▽

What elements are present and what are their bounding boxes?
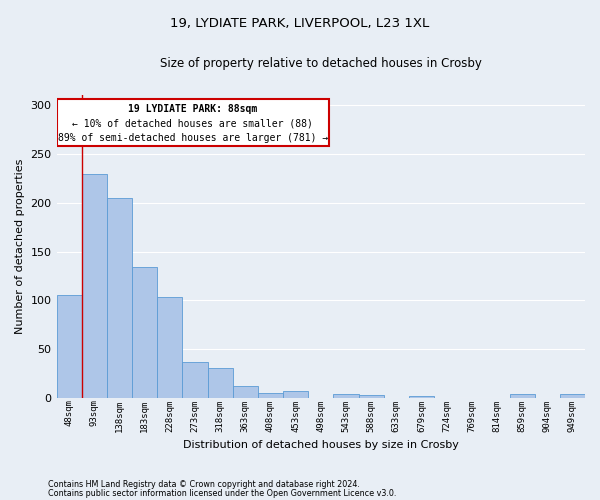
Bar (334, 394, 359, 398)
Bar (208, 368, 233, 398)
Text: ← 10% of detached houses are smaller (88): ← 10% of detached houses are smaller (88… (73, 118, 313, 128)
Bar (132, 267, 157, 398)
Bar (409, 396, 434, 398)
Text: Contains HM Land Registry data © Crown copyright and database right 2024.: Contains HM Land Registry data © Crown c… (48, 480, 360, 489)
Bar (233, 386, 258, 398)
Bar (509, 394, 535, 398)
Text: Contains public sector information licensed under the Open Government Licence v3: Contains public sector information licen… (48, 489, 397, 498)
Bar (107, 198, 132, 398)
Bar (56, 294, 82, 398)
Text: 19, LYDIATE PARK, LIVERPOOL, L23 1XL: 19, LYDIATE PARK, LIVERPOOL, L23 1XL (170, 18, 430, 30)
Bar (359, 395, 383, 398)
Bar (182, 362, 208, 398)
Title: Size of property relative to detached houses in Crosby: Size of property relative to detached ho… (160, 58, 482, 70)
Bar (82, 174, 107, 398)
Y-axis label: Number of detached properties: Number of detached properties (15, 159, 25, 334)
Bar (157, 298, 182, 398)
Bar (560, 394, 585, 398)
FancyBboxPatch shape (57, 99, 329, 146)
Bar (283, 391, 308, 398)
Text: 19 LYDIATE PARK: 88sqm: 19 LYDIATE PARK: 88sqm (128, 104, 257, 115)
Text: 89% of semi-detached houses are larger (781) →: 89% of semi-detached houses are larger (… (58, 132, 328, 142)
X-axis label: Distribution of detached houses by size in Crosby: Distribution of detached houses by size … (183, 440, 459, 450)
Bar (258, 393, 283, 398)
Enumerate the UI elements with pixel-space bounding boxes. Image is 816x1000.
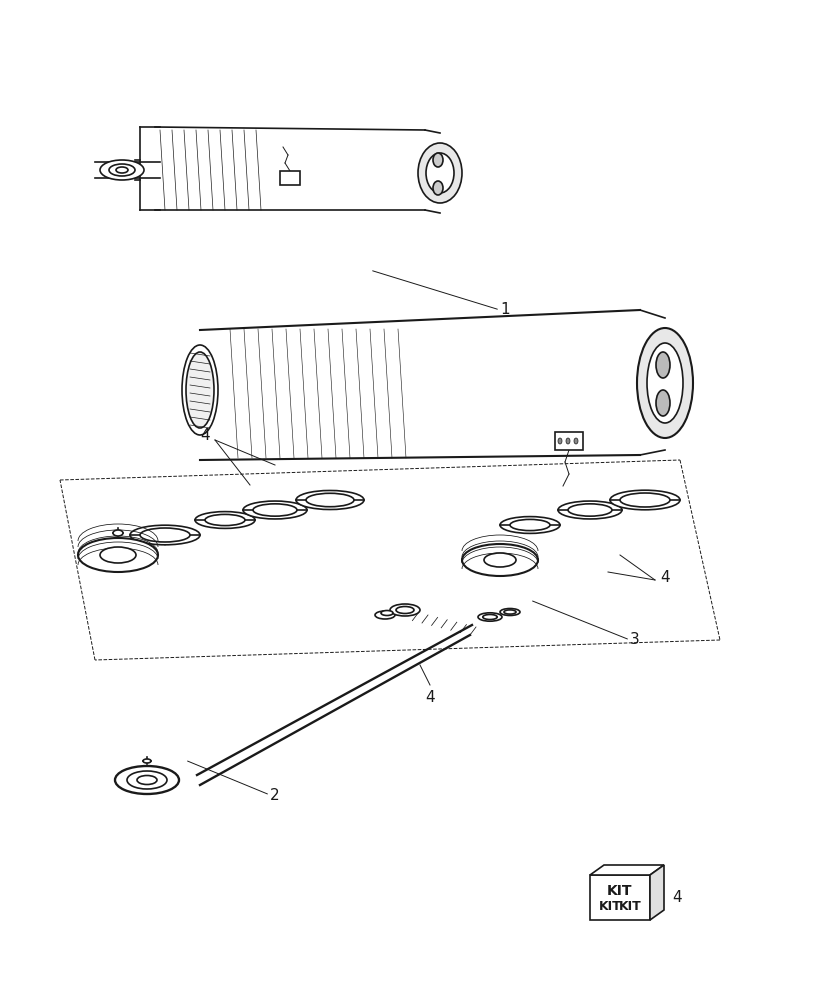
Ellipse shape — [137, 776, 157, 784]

△

# WHAT YOU NEED TO DO
Pick out every row above that contains the word "LYDIATE" and copy each one in full.

# WRITTEN SOLUTION
Text: 19, LYDIATE PARK, LIVERPOOL, L23 1XL: 19, LYDIATE PARK, LIVERPOOL, L23 1XL (170, 18, 430, 30)
Text: 19 LYDIATE PARK: 88sqm: 19 LYDIATE PARK: 88sqm (128, 104, 257, 115)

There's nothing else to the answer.